Transcribe, word for word, every line from the one containing "Decode this image" through the final line of the records, and omit the pictures.

## Given data

....................

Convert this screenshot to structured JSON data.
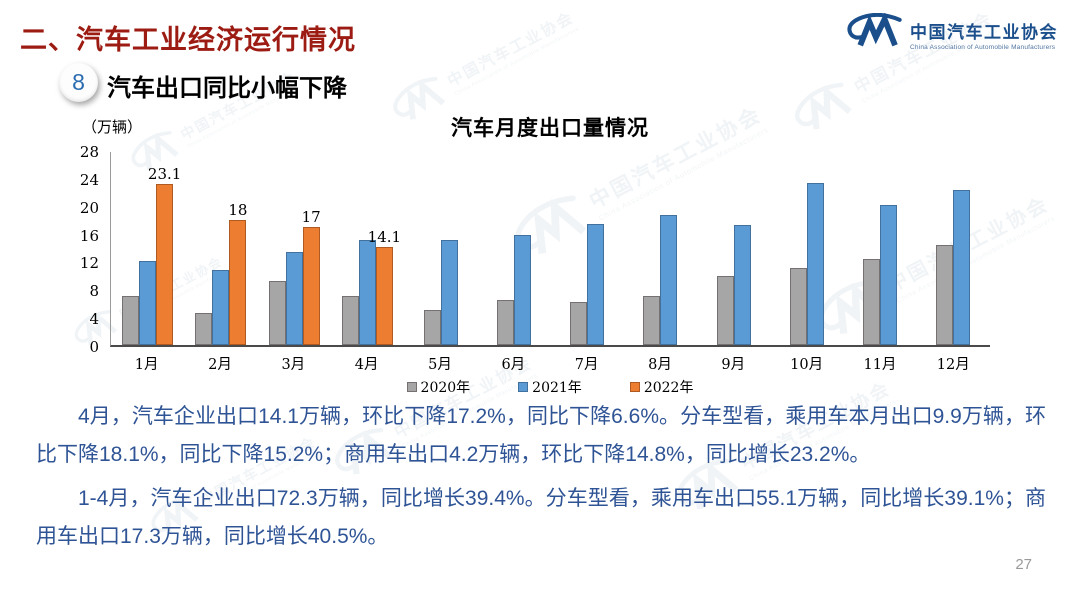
{
  "header": {
    "section_title": "二、汽车工业经济运行情况",
    "badge_number": "8",
    "slide_subtitle": "汽车出口同比小幅下降",
    "logo_cn": "中国汽车工业协会",
    "logo_en": "China Association of Automobile Manufacturers"
  },
  "chart_data": {
    "type": "bar",
    "title": "汽车月度出口量情况",
    "unit_label": "（万辆）",
    "categories": [
      "1月",
      "2月",
      "3月",
      "4月",
      "5月",
      "6月",
      "7月",
      "8月",
      "9月",
      "10月",
      "11月",
      "12月"
    ],
    "series": [
      {
        "name": "2020年",
        "color": "#A6A6A6",
        "border": "#767171",
        "values": [
          7.0,
          4.6,
          9.2,
          7.1,
          5.0,
          6.4,
          6.2,
          7.0,
          9.9,
          11.0,
          12.3,
          14.4
        ]
      },
      {
        "name": "2021年",
        "color": "#5B9BD5",
        "border": "#41719C",
        "values": [
          12.0,
          10.7,
          13.3,
          15.1,
          15.1,
          15.8,
          17.4,
          18.7,
          17.3,
          23.2,
          20.1,
          22.3
        ]
      },
      {
        "name": "2022年",
        "color": "#ED7D31",
        "border": "#AE5A21",
        "values": [
          23.1,
          18,
          17,
          14.1
        ],
        "data_labels": [
          "23.1",
          "18",
          "17",
          "14.1"
        ]
      }
    ],
    "ylim": [
      0,
      28
    ],
    "yticks": [
      0,
      4,
      8,
      12,
      16,
      20,
      24,
      28
    ],
    "grid": false,
    "legend_position": "bottom"
  },
  "body": {
    "paragraph1": "4月，汽车企业出口14.1万辆，环比下降17.2%，同比下降6.6%。分车型看，乘用车本月出口9.9万辆，环比下降18.1%，同比下降15.2%；商用车出口4.2万辆，环比下降14.8%，同比增长23.2%。",
    "paragraph2": "1-4月，汽车企业出口72.3万辆，同比增长39.4%。分车型看，乘用车出口55.1万辆，同比增长39.1%；商用车出口17.3万辆，同比增长40.5%。"
  },
  "footer": {
    "page_number": "27"
  },
  "watermark": {
    "cn": "中国汽车工业协会",
    "en": "China Association of Automobile Manufacturers"
  },
  "colors": {
    "title_red": "#9C1B12",
    "body_blue": "#2F5496",
    "logo_blue": "#1B4F8C",
    "bar_gray": "#A6A6A6",
    "bar_blue": "#5B9BD5",
    "bar_orange": "#ED7D31"
  }
}
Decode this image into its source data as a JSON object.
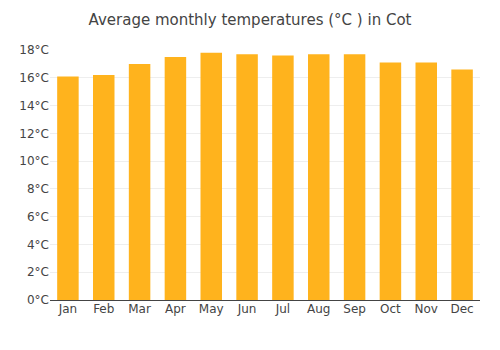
{
  "chart_data": {
    "type": "bar",
    "title": "Average monthly temperatures (°C ) in Cot",
    "categories": [
      "Jan",
      "Feb",
      "Mar",
      "Apr",
      "May",
      "Jun",
      "Jul",
      "Aug",
      "Sep",
      "Oct",
      "Nov",
      "Dec"
    ],
    "values": [
      16.1,
      16.2,
      17.0,
      17.5,
      17.8,
      17.7,
      17.6,
      17.7,
      17.7,
      17.1,
      17.1,
      16.6
    ],
    "color": "#ffb31d",
    "ylim": [
      0,
      18
    ],
    "yticks": [
      {
        "value": 0,
        "label": "0°C"
      },
      {
        "value": 2,
        "label": "2°C"
      },
      {
        "value": 4,
        "label": "4°C"
      },
      {
        "value": 6,
        "label": "6°C"
      },
      {
        "value": 8,
        "label": "8°C"
      },
      {
        "value": 10,
        "label": "10°C"
      },
      {
        "value": 12,
        "label": "12°C"
      },
      {
        "value": 14,
        "label": "14°C"
      },
      {
        "value": 16,
        "label": "16°C"
      },
      {
        "value": 18,
        "label": "18°C"
      }
    ],
    "grid": true
  }
}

....................

## Response below
Decode this image into its source data as a JSON object.
{
  "chart_data": {
    "type": "bar",
    "title": "Average monthly temperatures (°C ) in Cot",
    "categories": [
      "Jan",
      "Feb",
      "Mar",
      "Apr",
      "May",
      "Jun",
      "Jul",
      "Aug",
      "Sep",
      "Oct",
      "Nov",
      "Dec"
    ],
    "values": [
      16.1,
      16.2,
      17.0,
      17.5,
      17.8,
      17.7,
      17.6,
      17.7,
      17.7,
      17.1,
      17.1,
      16.6
    ],
    "color": "#ffb31d",
    "ylim": [
      0,
      18
    ],
    "yticks": [
      {
        "value": 0,
        "label": "0°C"
      },
      {
        "value": 2,
        "label": "2°C"
      },
      {
        "value": 4,
        "label": "4°C"
      },
      {
        "value": 6,
        "label": "6°C"
      },
      {
        "value": 8,
        "label": "8°C"
      },
      {
        "value": 10,
        "label": "10°C"
      },
      {
        "value": 12,
        "label": "12°C"
      },
      {
        "value": 14,
        "label": "14°C"
      },
      {
        "value": 16,
        "label": "16°C"
      },
      {
        "value": 18,
        "label": "18°C"
      }
    ],
    "grid": true
  }
}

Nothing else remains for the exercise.